→ **What you need to do**
Transcribe each line of the records below exactly, excluding any embedded images.

→ **Excerpts from a figure dataset**
------------------------------------

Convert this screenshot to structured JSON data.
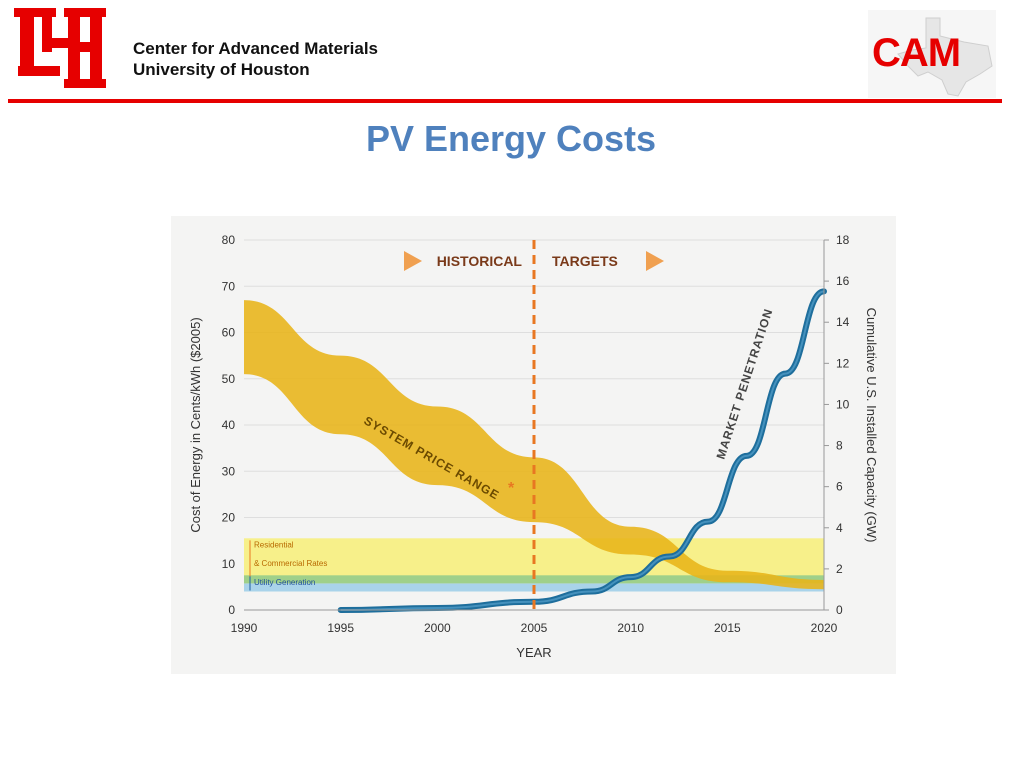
{
  "header": {
    "org_line1": "Center for Advanced Materials",
    "org_line2": "University of Houston",
    "logo_left": "UH",
    "logo_right": "CAM"
  },
  "slide": {
    "title": "PV Energy Costs"
  },
  "colors": {
    "brand_red": "#e60000",
    "title_blue": "#4f81bd",
    "band_gold": "#e8b418",
    "residential_yellow": "#f7f08a",
    "utility_green": "#9fd08a",
    "utility_blue": "#a9d3ea",
    "penetration_blue": "#1e6e9c",
    "divider_orange": "#e87722"
  },
  "chart_data": {
    "type": "area",
    "xlabel": "YEAR",
    "ylabel": "Cost of Energy in Cents/kWh ($2005)",
    "y2label": "Cumulative U.S. Installed Capacity (GW)",
    "xlim": [
      1990,
      2020
    ],
    "ylim": [
      0,
      80
    ],
    "y2lim": [
      0,
      18
    ],
    "xticks": [
      1990,
      1995,
      2000,
      2005,
      2010,
      2015,
      2020
    ],
    "yticks": [
      0,
      10,
      20,
      30,
      40,
      50,
      60,
      70,
      80
    ],
    "y2ticks": [
      0,
      2,
      4,
      6,
      8,
      10,
      12,
      14,
      16,
      18
    ],
    "grid": true,
    "divider": {
      "x": 2005,
      "left_label": "HISTORICAL",
      "right_label": "TARGETS"
    },
    "series": [
      {
        "name": "SYSTEM PRICE RANGE",
        "marker": "*",
        "type": "band",
        "x": [
          1990,
          1995,
          2000,
          2005,
          2010,
          2015,
          2020
        ],
        "upper": [
          67,
          55,
          44,
          33,
          18,
          8.5,
          6.5
        ],
        "lower": [
          51,
          38,
          27,
          19,
          12,
          6,
          4.5
        ]
      },
      {
        "name": "MARKET PENETRATION",
        "type": "line",
        "axis": "y2",
        "x": [
          1995,
          2000,
          2005,
          2008,
          2010,
          2012,
          2014,
          2016,
          2018,
          2020
        ],
        "values": [
          0,
          0.1,
          0.4,
          0.9,
          1.6,
          2.6,
          4.3,
          7.5,
          11.5,
          15.5
        ]
      }
    ],
    "reference_bands": [
      {
        "name": "Residential & Commercial Rates",
        "range": [
          5,
          15.5
        ]
      },
      {
        "name": "Utility Generation",
        "range": [
          4,
          7.5
        ]
      }
    ]
  }
}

------------------------------------

→ **Complete answer**
Convert this screenshot to structured JSON data.
{
  "header": {
    "org_line1": "Center for Advanced Materials",
    "org_line2": "University of Houston",
    "logo_left": "UH",
    "logo_right": "CAM"
  },
  "slide": {
    "title": "PV Energy Costs"
  },
  "colors": {
    "brand_red": "#e60000",
    "title_blue": "#4f81bd",
    "band_gold": "#e8b418",
    "residential_yellow": "#f7f08a",
    "utility_green": "#9fd08a",
    "utility_blue": "#a9d3ea",
    "penetration_blue": "#1e6e9c",
    "divider_orange": "#e87722"
  },
  "chart_data": {
    "type": "area",
    "xlabel": "YEAR",
    "ylabel": "Cost of Energy in Cents/kWh ($2005)",
    "y2label": "Cumulative U.S. Installed Capacity (GW)",
    "xlim": [
      1990,
      2020
    ],
    "ylim": [
      0,
      80
    ],
    "y2lim": [
      0,
      18
    ],
    "xticks": [
      1990,
      1995,
      2000,
      2005,
      2010,
      2015,
      2020
    ],
    "yticks": [
      0,
      10,
      20,
      30,
      40,
      50,
      60,
      70,
      80
    ],
    "y2ticks": [
      0,
      2,
      4,
      6,
      8,
      10,
      12,
      14,
      16,
      18
    ],
    "grid": true,
    "divider": {
      "x": 2005,
      "left_label": "HISTORICAL",
      "right_label": "TARGETS"
    },
    "series": [
      {
        "name": "SYSTEM PRICE RANGE",
        "marker": "*",
        "type": "band",
        "x": [
          1990,
          1995,
          2000,
          2005,
          2010,
          2015,
          2020
        ],
        "upper": [
          67,
          55,
          44,
          33,
          18,
          8.5,
          6.5
        ],
        "lower": [
          51,
          38,
          27,
          19,
          12,
          6,
          4.5
        ]
      },
      {
        "name": "MARKET PENETRATION",
        "type": "line",
        "axis": "y2",
        "x": [
          1995,
          2000,
          2005,
          2008,
          2010,
          2012,
          2014,
          2016,
          2018,
          2020
        ],
        "values": [
          0,
          0.1,
          0.4,
          0.9,
          1.6,
          2.6,
          4.3,
          7.5,
          11.5,
          15.5
        ]
      }
    ],
    "reference_bands": [
      {
        "name": "Residential & Commercial Rates",
        "range": [
          5,
          15.5
        ]
      },
      {
        "name": "Utility Generation",
        "range": [
          4,
          7.5
        ]
      }
    ]
  }
}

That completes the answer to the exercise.